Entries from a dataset
[BEGIN]

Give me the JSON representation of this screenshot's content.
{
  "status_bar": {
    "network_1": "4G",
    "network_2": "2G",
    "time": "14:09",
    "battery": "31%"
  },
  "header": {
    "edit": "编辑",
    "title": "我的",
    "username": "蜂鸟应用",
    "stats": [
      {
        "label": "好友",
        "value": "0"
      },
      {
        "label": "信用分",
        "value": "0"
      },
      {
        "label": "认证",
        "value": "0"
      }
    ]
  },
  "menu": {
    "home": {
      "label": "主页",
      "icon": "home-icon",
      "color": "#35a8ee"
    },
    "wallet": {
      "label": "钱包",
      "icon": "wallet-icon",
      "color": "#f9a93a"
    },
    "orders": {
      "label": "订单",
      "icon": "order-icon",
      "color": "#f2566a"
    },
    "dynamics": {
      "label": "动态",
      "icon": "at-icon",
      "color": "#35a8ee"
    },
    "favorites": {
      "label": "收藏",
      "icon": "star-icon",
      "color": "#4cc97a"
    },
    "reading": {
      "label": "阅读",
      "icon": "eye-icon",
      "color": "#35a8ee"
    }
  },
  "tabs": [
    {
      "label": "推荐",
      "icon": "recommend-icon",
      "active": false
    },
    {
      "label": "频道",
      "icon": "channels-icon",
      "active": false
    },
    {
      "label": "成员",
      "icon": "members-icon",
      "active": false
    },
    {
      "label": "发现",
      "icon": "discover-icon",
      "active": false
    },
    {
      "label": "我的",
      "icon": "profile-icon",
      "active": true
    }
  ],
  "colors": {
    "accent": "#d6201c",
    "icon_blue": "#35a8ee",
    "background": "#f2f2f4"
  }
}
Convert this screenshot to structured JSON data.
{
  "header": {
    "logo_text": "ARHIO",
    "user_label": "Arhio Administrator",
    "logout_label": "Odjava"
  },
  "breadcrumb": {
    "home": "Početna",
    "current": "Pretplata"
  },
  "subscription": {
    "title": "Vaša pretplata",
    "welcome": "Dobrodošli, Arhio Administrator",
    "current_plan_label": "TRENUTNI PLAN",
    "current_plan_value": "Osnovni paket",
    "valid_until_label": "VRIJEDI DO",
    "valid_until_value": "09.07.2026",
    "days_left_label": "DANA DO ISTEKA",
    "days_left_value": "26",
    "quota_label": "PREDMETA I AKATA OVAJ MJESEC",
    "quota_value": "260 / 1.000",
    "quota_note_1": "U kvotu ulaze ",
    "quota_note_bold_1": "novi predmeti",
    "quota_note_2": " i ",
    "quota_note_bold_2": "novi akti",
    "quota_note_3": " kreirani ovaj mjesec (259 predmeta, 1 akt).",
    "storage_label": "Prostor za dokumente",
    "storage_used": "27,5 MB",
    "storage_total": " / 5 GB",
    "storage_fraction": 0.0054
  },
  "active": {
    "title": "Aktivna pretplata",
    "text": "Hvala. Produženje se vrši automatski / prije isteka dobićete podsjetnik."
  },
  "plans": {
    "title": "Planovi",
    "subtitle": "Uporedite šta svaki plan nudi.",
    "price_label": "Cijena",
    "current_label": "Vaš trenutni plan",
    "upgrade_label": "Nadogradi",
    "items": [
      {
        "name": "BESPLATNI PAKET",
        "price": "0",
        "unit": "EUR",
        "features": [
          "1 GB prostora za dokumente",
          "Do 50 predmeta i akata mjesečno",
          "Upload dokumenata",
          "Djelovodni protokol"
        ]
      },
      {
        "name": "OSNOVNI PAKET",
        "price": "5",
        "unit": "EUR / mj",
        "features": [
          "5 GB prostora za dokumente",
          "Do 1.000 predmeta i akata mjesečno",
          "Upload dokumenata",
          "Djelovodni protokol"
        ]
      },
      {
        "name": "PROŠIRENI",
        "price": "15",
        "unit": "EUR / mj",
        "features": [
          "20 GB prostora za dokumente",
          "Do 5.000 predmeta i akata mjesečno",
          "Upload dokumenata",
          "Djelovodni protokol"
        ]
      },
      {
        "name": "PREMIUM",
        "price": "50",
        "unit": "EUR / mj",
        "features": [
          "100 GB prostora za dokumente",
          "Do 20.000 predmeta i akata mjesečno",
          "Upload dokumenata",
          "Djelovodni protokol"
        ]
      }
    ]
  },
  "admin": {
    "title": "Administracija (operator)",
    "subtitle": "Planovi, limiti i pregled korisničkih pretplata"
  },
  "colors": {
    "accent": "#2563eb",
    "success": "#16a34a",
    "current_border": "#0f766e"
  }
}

[END]

WHAT IS EXPECTED: Output the listing above exactly as it appears.

RESPONSE:
Give me the JSON representation of this screenshot's content.
{
  "status_bar": {
    "network_1": "4G",
    "network_2": "2G",
    "time": "14:09",
    "battery": "31%"
  },
  "header": {
    "edit": "编辑",
    "title": "我的",
    "username": "蜂鸟应用",
    "stats": [
      {
        "label": "好友",
        "value": "0"
      },
      {
        "label": "信用分",
        "value": "0"
      },
      {
        "label": "认证",
        "value": "0"
      }
    ]
  },
  "menu": {
    "home": {
      "label": "主页",
      "icon": "home-icon",
      "color": "#35a8ee"
    },
    "wallet": {
      "label": "钱包",
      "icon": "wallet-icon",
      "color": "#f9a93a"
    },
    "orders": {
      "label": "订单",
      "icon": "order-icon",
      "color": "#f2566a"
    },
    "dynamics": {
      "label": "动态",
      "icon": "at-icon",
      "color": "#35a8ee"
    },
    "favorites": {
      "label": "收藏",
      "icon": "star-icon",
      "color": "#4cc97a"
    },
    "reading": {
      "label": "阅读",
      "icon": "eye-icon",
      "color": "#35a8ee"
    }
  },
  "tabs": [
    {
      "label": "推荐",
      "icon": "recommend-icon",
      "active": false
    },
    {
      "label": "频道",
      "icon": "channels-icon",
      "active": false
    },
    {
      "label": "成员",
      "icon": "members-icon",
      "active": false
    },
    {
      "label": "发现",
      "icon": "discover-icon",
      "active": false
    },
    {
      "label": "我的",
      "icon": "profile-icon",
      "active": true
    }
  ],
  "colors": {
    "accent": "#d6201c",
    "icon_blue": "#35a8ee",
    "background": "#f2f2f4"
  }
}
Convert this screenshot to structured JSON data.
{
  "header": {
    "logo_text": "ARHIO",
    "user_label": "Arhio Administrator",
    "logout_label": "Odjava"
  },
  "breadcrumb": {
    "home": "Početna",
    "current": "Pretplata"
  },
  "subscription": {
    "title": "Vaša pretplata",
    "welcome": "Dobrodošli, Arhio Administrator",
    "current_plan_label": "TRENUTNI PLAN",
    "current_plan_value": "Osnovni paket",
    "valid_until_label": "VRIJEDI DO",
    "valid_until_value": "09.07.2026",
    "days_left_label": "DANA DO ISTEKA",
    "days_left_value": "26",
    "quota_label": "PREDMETA I AKATA OVAJ MJESEC",
    "quota_value": "260 / 1.000",
    "quota_note_1": "U kvotu ulaze ",
    "quota_note_bold_1": "novi predmeti",
    "quota_note_2": " i ",
    "quota_note_bold_2": "novi akti",
    "quota_note_3": " kreirani ovaj mjesec (259 predmeta, 1 akt).",
    "storage_label": "Prostor za dokumente",
    "storage_used": "27,5 MB",
    "storage_total": " / 5 GB",
    "storage_fraction": 0.0054
  },
  "active": {
    "title": "Aktivna pretplata",
    "text": "Hvala. Produženje se vrši automatski / prije isteka dobićete podsjetnik."
  },
  "plans": {
    "title": "Planovi",
    "subtitle": "Uporedite šta svaki plan nudi.",
    "price_label": "Cijena",
    "current_label": "Vaš trenutni plan",
    "upgrade_label": "Nadogradi",
    "items": [
      {
        "name": "BESPLATNI PAKET",
        "price": "0",
        "unit": "EUR",
        "features": [
          "1 GB prostora za dokumente",
          "Do 50 predmeta i akata mjesečno",
          "Upload dokumenata",
          "Djelovodni protokol"
        ]
      },
      {
        "name": "OSNOVNI PAKET",
        "price": "5",
        "unit": "EUR / mj",
        "features": [
          "5 GB prostora za dokumente",
          "Do 1.000 predmeta i akata mjesečno",
          "Upload dokumenata",
          "Djelovodni protokol"
        ]
      },
      {
        "name": "PROŠIRENI",
        "price": "15",
        "unit": "EUR / mj",
        "features": [
          "20 GB prostora za dokumente",
          "Do 5.000 predmeta i akata mjesečno",
          "Upload dokumenata",
          "Djelovodni protokol"
        ]
      },
      {
        "name": "PREMIUM",
        "price": "50",
        "unit": "EUR / mj",
        "features": [
          "100 GB prostora za dokumente",
          "Do 20.000 predmeta i akata mjesečno",
          "Upload dokumenata",
          "Djelovodni protokol"
        ]
      }
    ]
  },
  "admin": {
    "title": "Administracija (operator)",
    "subtitle": "Planovi, limiti i pregled korisničkih pretplata"
  },
  "colors": {
    "accent": "#2563eb",
    "success": "#16a34a",
    "current_border": "#0f766e"
  }
}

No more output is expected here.